La risposta di Teheran: dalla sospensione dell’arricchimento allo scoglio dell’uranio

Dall’altra parte della partita, però, le posizioni restano per certi versi sideralmente distanti. La risposta ufficiosa – eppure sufficientemente dettagliata – che arriva dall’Iran condiziona qualsiasi ipotesi di intesa alla soluzione di due nodi gemelli, se non addirittura speculari. Il primo riguarda la gestione dell’uranio arricchito: Teheran sarebbe disponibile a trasferirlo all’estero solo a patto di ottenere garanzie scritte e vincolanti, in particolare la certezza che il materiale venga restituito qualora i negoziati dovessero fallire oppure – scenario che l’amministrazione Trump conosce bene – gli Stati Uniti decidessero in futuro di ritirarsi nuovamente da un accordo faticosamente raggiunto. La memoria del JCPOA, del resto, pesa come un macigno. Il secondo punto, altrettanto delicato, tocca la durata della moratoria sull’arricchimento: l’Iran si dice pronto a sospendere le proprie attività, ma per un arco temporale decisamente più breve – lo si apprende da fonti informate sui dossier – rispetto ai vent’anni prospettati dagli americani. Una forbice, quella temporale, che rischia di trasformarsi in un vero e proprio campo minato durante i prossimi incontri.

Putin si offre come depositario, Trump alza il tono sullo Stretto

A complicare ulteriormente il quadro, o forse ad arricchirlo di attori e possibili soluzioni, interviene la Russia. Vladimir Putin ha ribadito con chiarezza che Mosca è pronta a prendere in consegna l’uranio arricchito iraniano, un’offerta che – se accolta – sposterebbe fisicamente fuori dai confini della Repubblica Islamica il materiale più caldo del contendere. Un gesto che il Cremlino presenta come tecnico, ma che inevitabilmente porta con sé un peso politico non indifferente. Nel frattempo, Donald Trump – ormai stabilmente alla Casa Bianca da oltre un anno – non ha nascosto la propria impazienza: ha dichiarato che Teheran vuole trattare e che una risposta formale alla proposta americana potrebbe arrivare a breve. Ma l’inquilino della Casa Bianca ha anche riacceso la miccia sul piano militare, minacciando di riattivare la scorta armata alle navi nel Golfo. Una minaccia che le Guardie Rivoluzionarie iraniane hanno già raccolto, e rilanciato con altrettanta durezza: secondo quanto riportato dai media locali, il comandante delle forze navali dei Pasdaran ha avvertito che qualsiasi attacco americano contro petroliere o mercantili iraniani sarà contrastato con un «attacco severo» – così testualmente – contro una base statunitense nella regione e contro «navi nemiche».

La partita del Qatar e il silenzio tattico di Teheran

In questo quadro di incroci e contro-incroci, il ruolo del Qatar si conferma tutt’altro che marginale. Doha ha ormai costruito negli anni una relazione privilegiata sia con Washington sia con Teheran, e la scelta del suo premier di prolungare la permanenza negli Stati Uniti – passando da Washington a Miami, dove lo attendevano Rubio e Witkoff – suggerisce che i margini di manovra, seppur stretti, non sono ancora stati esauriti. Ciò che manca al tavolo, per ora, è una risposta formale e inequivocabile dall’Iran. Lo stesso Trump ha parlato di un silenzio che potrebbe però essere riempito a breve, senza per questo nascondere la pressione esercitata con la minaccia nel Golfo. D’altra parte, la proposta americana – che lega la fine della guerra a una moratoria ventennale sull’arricchimento e al trasferimento dell’uranio – resta sul tavolo, mentre Rubio e Witkoff cercano di convincere i mediatori qatarini a portare a Teheran un messaggio di chiusura. Se la trattativa riuscirà a superare lo scoglio delle garanzie di restituzione e della durata della sospensione, allora il conflitto potrebbe trovare una via d’uscita. In caso contrario, le navi da guerra nello Stretto torneranno a parlare il loro linguaggio, fatto di tonnellate di acciaio e polvere da sparo.

Dati per la comprensione dei documenti:
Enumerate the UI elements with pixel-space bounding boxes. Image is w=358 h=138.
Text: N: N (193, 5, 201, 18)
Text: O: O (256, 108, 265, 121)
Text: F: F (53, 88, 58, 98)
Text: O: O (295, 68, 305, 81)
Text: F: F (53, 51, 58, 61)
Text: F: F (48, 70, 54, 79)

#### Cosa si chiede
Nel testo sulle trattative per il nucleare iraniano, per quanti anni gli americani propongono di sospendere l'arricchimento?

#### Risposta
Per vent'anni.